**AIM**
Return all of the data exactly, with nothing left out but the pictures.
==== DATA RECORDS ====
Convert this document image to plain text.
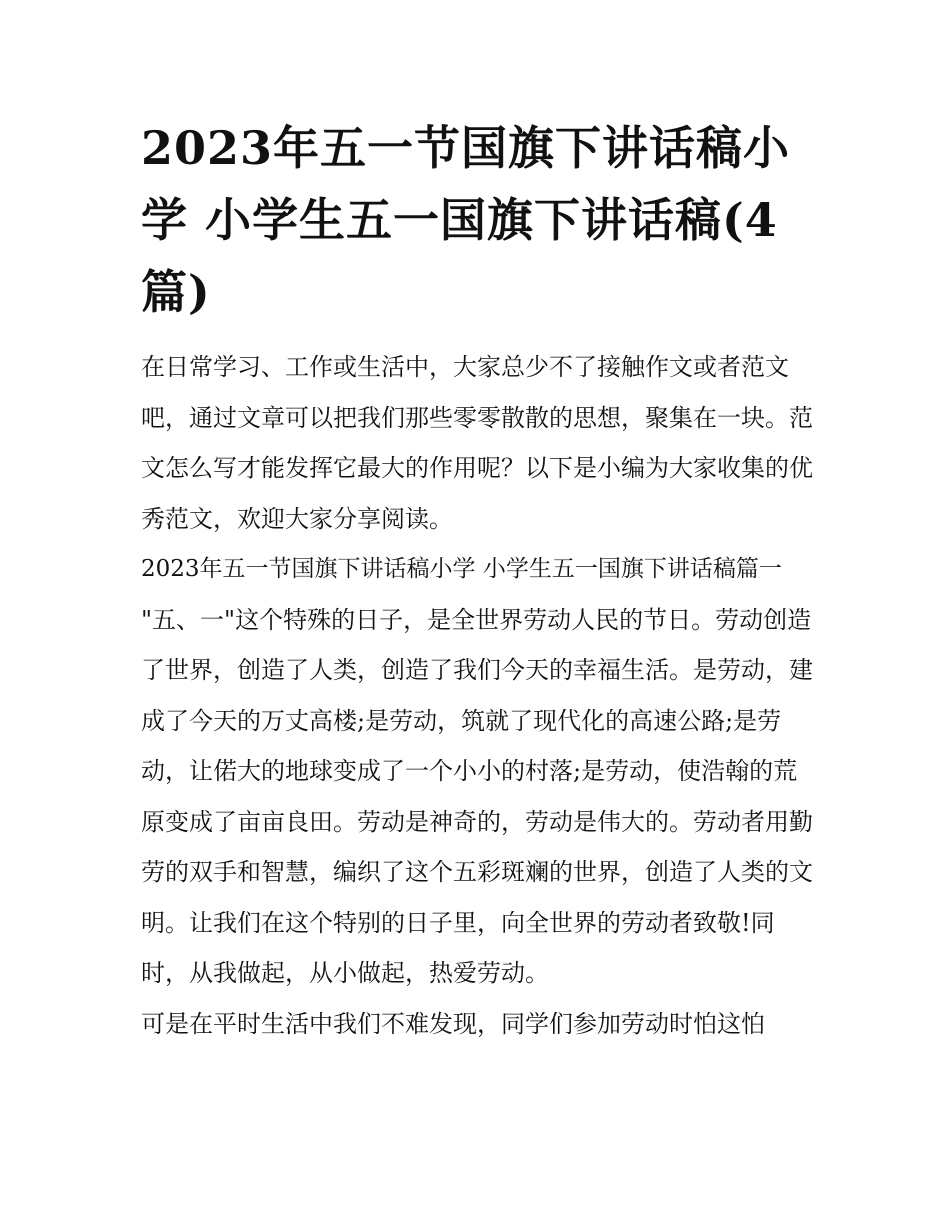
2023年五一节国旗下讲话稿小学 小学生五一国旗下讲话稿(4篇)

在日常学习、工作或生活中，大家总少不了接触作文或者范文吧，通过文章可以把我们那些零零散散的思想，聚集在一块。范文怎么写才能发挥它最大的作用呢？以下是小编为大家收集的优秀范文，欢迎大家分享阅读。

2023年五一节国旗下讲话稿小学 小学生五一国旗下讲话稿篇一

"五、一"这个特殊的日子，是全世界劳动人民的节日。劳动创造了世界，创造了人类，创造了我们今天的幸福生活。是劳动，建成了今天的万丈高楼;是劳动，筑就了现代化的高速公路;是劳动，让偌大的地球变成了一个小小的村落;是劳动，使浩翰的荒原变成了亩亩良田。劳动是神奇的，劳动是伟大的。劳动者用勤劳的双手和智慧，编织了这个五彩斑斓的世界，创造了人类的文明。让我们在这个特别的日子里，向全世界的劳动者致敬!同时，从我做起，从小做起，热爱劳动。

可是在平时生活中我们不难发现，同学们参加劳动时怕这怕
====
**EXERCISE RESULT**
Convert this document image to plain text.
2023年五一节国旗下讲话稿小学 小学生五一国旗下讲话稿(4篇)

在日常学习、工作或生活中，大家总少不了接触作文或者范文吧，通过文章可以把我们那些零零散散的思想，聚集在一块。范文怎么写才能发挥它最大的作用呢？以下是小编为大家收集的优秀范文，欢迎大家分享阅读。

2023年五一节国旗下讲话稿小学 小学生五一国旗下讲话稿篇一

"五、一"这个特殊的日子，是全世界劳动人民的节日。劳动创造了世界，创造了人类，创造了我们今天的幸福生活。是劳动，建成了今天的万丈高楼;是劳动，筑就了现代化的高速公路;是劳动，让偌大的地球变成了一个小小的村落;是劳动，使浩翰的荒原变成了亩亩良田。劳动是神奇的，劳动是伟大的。劳动者用勤劳的双手和智慧，编织了这个五彩斑斓的世界，创造了人类的文明。让我们在这个特别的日子里，向全世界的劳动者致敬!同时，从我做起，从小做起，热爱劳动。

可是在平时生活中我们不难发现，同学们参加劳动时怕这怕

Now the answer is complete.